_SUPPLIED RECORDS_

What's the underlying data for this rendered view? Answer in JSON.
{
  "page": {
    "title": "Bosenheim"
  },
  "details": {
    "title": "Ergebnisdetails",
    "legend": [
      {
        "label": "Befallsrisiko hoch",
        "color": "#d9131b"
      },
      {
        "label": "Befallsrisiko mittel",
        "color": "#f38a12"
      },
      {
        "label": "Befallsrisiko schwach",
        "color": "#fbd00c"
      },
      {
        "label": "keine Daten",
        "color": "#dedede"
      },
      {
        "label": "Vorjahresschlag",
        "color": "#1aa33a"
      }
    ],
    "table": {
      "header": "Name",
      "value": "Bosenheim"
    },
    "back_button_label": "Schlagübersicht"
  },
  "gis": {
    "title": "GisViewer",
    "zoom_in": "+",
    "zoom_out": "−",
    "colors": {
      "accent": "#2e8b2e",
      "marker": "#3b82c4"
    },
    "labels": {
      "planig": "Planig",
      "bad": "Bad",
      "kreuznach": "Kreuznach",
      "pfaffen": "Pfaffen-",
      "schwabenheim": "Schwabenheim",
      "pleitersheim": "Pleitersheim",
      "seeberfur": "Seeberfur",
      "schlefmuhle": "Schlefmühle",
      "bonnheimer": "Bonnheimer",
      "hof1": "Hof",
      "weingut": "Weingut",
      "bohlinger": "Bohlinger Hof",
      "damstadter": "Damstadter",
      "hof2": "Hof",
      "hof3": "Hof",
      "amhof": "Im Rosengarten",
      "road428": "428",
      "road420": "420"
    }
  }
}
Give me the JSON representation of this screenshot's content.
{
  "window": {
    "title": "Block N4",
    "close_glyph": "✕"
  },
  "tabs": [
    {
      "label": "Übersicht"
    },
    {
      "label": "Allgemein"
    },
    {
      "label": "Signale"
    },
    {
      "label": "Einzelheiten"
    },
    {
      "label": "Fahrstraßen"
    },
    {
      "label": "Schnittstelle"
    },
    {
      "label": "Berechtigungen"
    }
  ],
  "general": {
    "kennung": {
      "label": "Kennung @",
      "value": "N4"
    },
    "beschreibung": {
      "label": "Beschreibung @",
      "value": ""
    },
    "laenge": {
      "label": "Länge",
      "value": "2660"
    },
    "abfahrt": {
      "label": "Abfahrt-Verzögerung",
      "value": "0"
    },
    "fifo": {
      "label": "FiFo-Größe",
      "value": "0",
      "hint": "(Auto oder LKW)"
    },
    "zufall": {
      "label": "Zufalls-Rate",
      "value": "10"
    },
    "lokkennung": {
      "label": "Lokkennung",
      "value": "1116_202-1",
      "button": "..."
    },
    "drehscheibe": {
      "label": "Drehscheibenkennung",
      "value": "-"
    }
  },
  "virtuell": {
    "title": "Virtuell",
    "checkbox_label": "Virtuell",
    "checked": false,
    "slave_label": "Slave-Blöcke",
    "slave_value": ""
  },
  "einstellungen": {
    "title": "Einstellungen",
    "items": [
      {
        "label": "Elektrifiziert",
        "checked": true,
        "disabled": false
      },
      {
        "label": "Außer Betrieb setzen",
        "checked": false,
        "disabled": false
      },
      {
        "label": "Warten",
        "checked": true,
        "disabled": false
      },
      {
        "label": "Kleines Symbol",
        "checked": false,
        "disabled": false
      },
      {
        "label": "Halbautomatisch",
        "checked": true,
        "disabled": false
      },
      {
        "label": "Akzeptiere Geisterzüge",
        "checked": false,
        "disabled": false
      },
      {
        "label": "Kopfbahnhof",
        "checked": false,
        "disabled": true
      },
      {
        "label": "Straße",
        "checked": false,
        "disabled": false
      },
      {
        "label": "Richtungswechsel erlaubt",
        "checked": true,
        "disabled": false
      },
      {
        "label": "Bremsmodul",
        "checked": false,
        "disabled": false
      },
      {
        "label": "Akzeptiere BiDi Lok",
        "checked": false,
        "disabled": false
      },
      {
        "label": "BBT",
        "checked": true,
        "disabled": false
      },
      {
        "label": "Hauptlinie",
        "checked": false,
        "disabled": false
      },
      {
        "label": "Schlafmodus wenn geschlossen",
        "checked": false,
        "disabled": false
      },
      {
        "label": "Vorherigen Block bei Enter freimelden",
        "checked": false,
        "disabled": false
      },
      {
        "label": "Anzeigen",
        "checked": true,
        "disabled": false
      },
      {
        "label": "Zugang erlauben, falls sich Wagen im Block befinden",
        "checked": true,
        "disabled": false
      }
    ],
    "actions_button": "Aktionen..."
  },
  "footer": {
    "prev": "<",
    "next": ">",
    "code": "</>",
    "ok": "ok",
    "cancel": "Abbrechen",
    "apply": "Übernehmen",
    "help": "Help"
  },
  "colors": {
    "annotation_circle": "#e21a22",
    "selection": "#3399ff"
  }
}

_OBJECTIVE_
Repeat every record, keeping each word and mark exactly as it is.

_RESPONSE_
What's the underlying data for this rendered view? Answer in JSON.
{
  "page": {
    "title": "Bosenheim"
  },
  "details": {
    "title": "Ergebnisdetails",
    "legend": [
      {
        "label": "Befallsrisiko hoch",
        "color": "#d9131b"
      },
      {
        "label": "Befallsrisiko mittel",
        "color": "#f38a12"
      },
      {
        "label": "Befallsrisiko schwach",
        "color": "#fbd00c"
      },
      {
        "label": "keine Daten",
        "color": "#dedede"
      },
      {
        "label": "Vorjahresschlag",
        "color": "#1aa33a"
      }
    ],
    "table": {
      "header": "Name",
      "value": "Bosenheim"
    },
    "back_button_label": "Schlagübersicht"
  },
  "gis": {
    "title": "GisViewer",
    "zoom_in": "+",
    "zoom_out": "−",
    "colors": {
      "accent": "#2e8b2e",
      "marker": "#3b82c4"
    },
    "labels": {
      "planig": "Planig",
      "bad": "Bad",
      "kreuznach": "Kreuznach",
      "pfaffen": "Pfaffen-",
      "schwabenheim": "Schwabenheim",
      "pleitersheim": "Pleitersheim",
      "seeberfur": "Seeberfur",
      "schlefmuhle": "Schlefmühle",
      "bonnheimer": "Bonnheimer",
      "hof1": "Hof",
      "weingut": "Weingut",
      "bohlinger": "Bohlinger Hof",
      "damstadter": "Damstadter",
      "hof2": "Hof",
      "hof3": "Hof",
      "amhof": "Im Rosengarten",
      "road428": "428",
      "road420": "420"
    }
  }
}
Give me the JSON representation of this screenshot's content.
{
  "window": {
    "title": "Block N4",
    "close_glyph": "✕"
  },
  "tabs": [
    {
      "label": "Übersicht"
    },
    {
      "label": "Allgemein"
    },
    {
      "label": "Signale"
    },
    {
      "label": "Einzelheiten"
    },
    {
      "label": "Fahrstraßen"
    },
    {
      "label": "Schnittstelle"
    },
    {
      "label": "Berechtigungen"
    }
  ],
  "general": {
    "kennung": {
      "label": "Kennung @",
      "value": "N4"
    },
    "beschreibung": {
      "label": "Beschreibung @",
      "value": ""
    },
    "laenge": {
      "label": "Länge",
      "value": "2660"
    },
    "abfahrt": {
      "label": "Abfahrt-Verzögerung",
      "value": "0"
    },
    "fifo": {
      "label": "FiFo-Größe",
      "value": "0",
      "hint": "(Auto oder LKW)"
    },
    "zufall": {
      "label": "Zufalls-Rate",
      "value": "10"
    },
    "lokkennung": {
      "label": "Lokkennung",
      "value": "1116_202-1",
      "button": "..."
    },
    "drehscheibe": {
      "label": "Drehscheibenkennung",
      "value": "-"
    }
  },
  "virtuell": {
    "title": "Virtuell",
    "checkbox_label": "Virtuell",
    "checked": false,
    "slave_label": "Slave-Blöcke",
    "slave_value": ""
  },
  "einstellungen": {
    "title": "Einstellungen",
    "items": [
      {
        "label": "Elektrifiziert",
        "checked": true,
        "disabled": false
      },
      {
        "label": "Außer Betrieb setzen",
        "checked": false,
        "disabled": false
      },
      {
        "label": "Warten",
        "checked": true,
        "disabled": false
      },
      {
        "label": "Kleines Symbol",
        "checked": false,
        "disabled": false
      },
      {
        "label": "Halbautomatisch",
        "checked": true,
        "disabled": false
      },
      {
        "label": "Akzeptiere Geisterzüge",
        "checked": false,
        "disabled": false
      },
      {
        "label": "Kopfbahnhof",
        "checked": false,
        "disabled": true
      },
      {
        "label": "Straße",
        "checked": false,
        "disabled": false
      },
      {
        "label": "Richtungswechsel erlaubt",
        "checked": true,
        "disabled": false
      },
      {
        "label": "Bremsmodul",
        "checked": false,
        "disabled": false
      },
      {
        "label": "Akzeptiere BiDi Lok",
        "checked": false,
        "disabled": false
      },
      {
        "label": "BBT",
        "checked": true,
        "disabled": false
      },
      {
        "label": "Hauptlinie",
        "checked": false,
        "disabled": false
      },
      {
        "label": "Schlafmodus wenn geschlossen",
        "checked": false,
        "disabled": false
      },
      {
        "label": "Vorherigen Block bei Enter freimelden",
        "checked": false,
        "disabled": false
      },
      {
        "label": "Anzeigen",
        "checked": true,
        "disabled": false
      },
      {
        "label": "Zugang erlauben, falls sich Wagen im Block befinden",
        "checked": true,
        "disabled": false
      }
    ],
    "actions_button": "Aktionen..."
  },
  "footer": {
    "prev": "<",
    "next": ">",
    "code": "</>",
    "ok": "ok",
    "cancel": "Abbrechen",
    "apply": "Übernehmen",
    "help": "Help"
  },
  "colors": {
    "annotation_circle": "#e21a22",
    "selection": "#3399ff"
  }
}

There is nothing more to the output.